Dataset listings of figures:

═══

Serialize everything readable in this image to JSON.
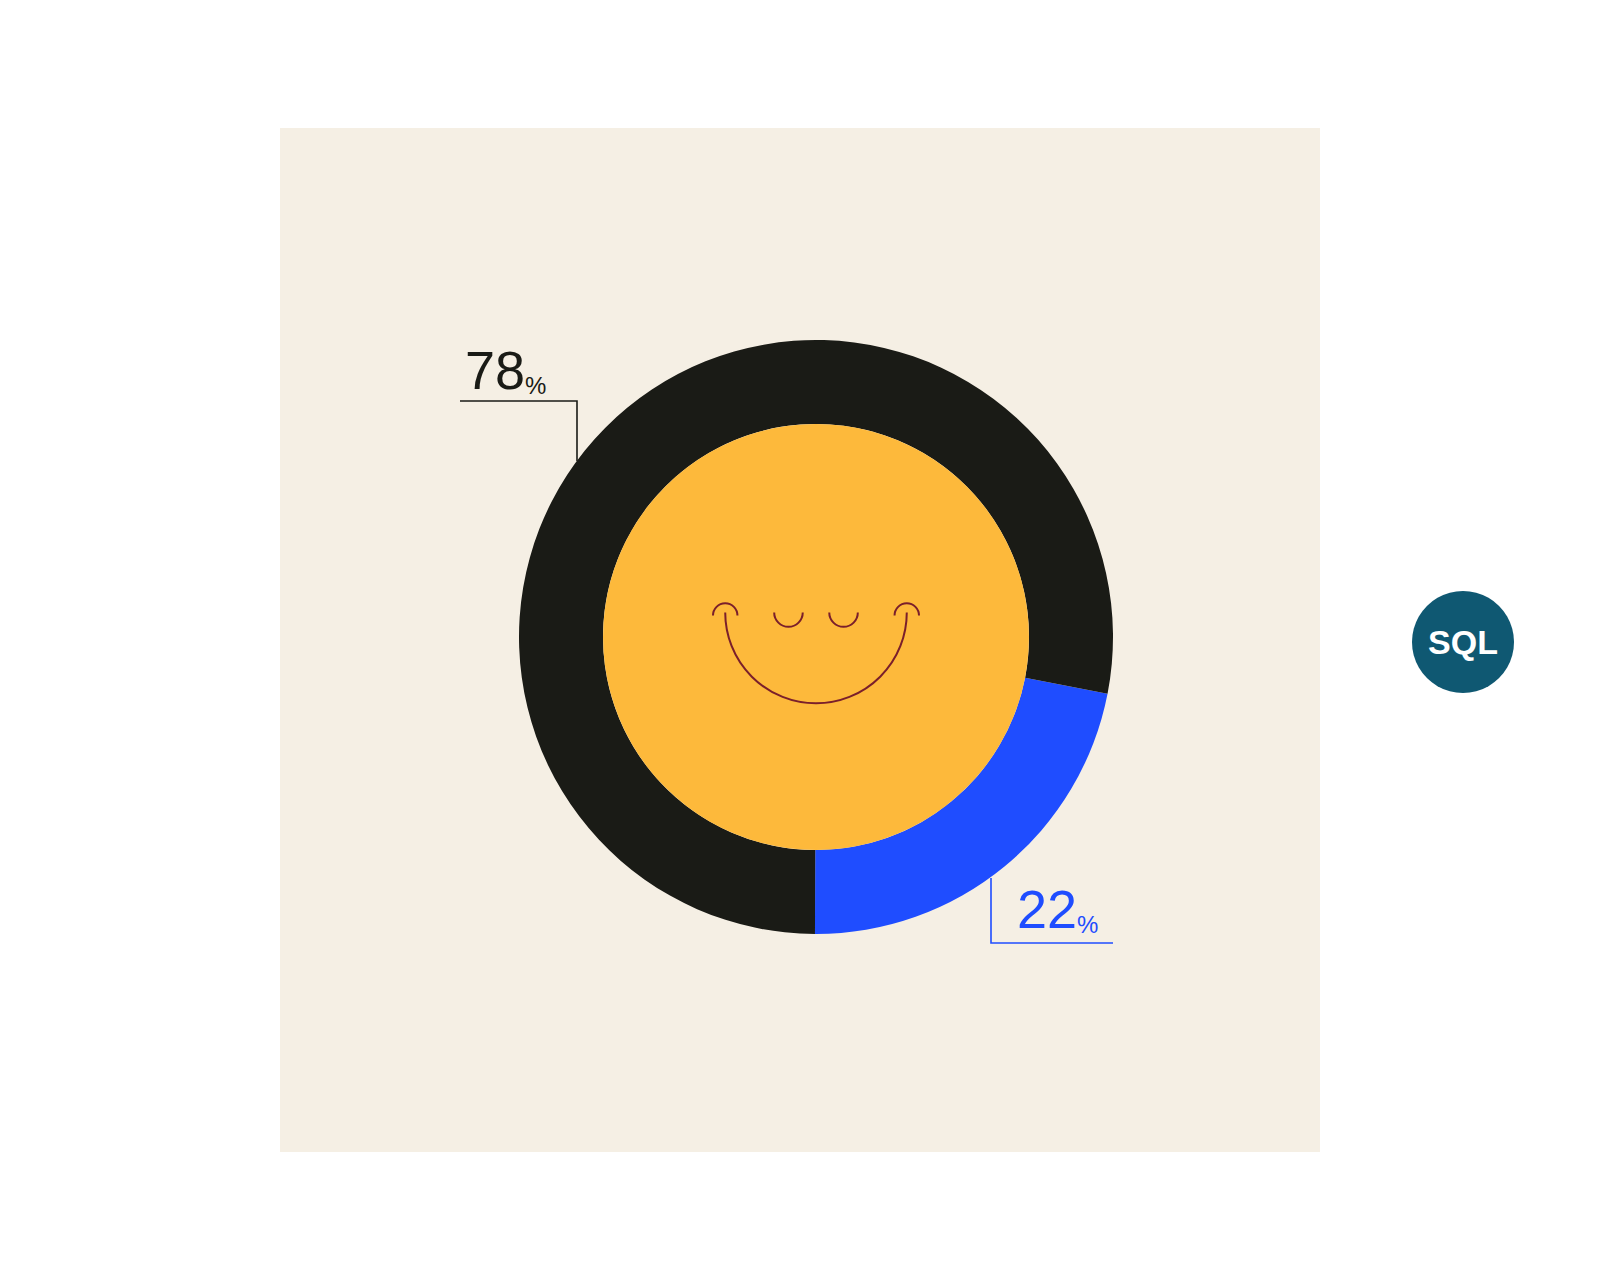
{
  "chart_data": {
    "type": "pie",
    "values": [
      78,
      22
    ],
    "value_labels": [
      "78%",
      "22%"
    ],
    "colors": [
      "#1a1b16",
      "#1f4dff"
    ],
    "data_labels": true,
    "annotations": [
      "SQL"
    ]
  }
}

═══

Given instruction: Print the complete listing exactly, apart from any pictures.

Task output:
Serialize everything readable in this image to JSON.
{
  "chart_data": {
    "type": "pie",
    "values": [
      78,
      22
    ],
    "value_labels": [
      "78%",
      "22%"
    ],
    "colors": [
      "#1a1b16",
      "#1f4dff"
    ],
    "data_labels": true,
    "annotations": [
      "SQL"
    ]
  }
}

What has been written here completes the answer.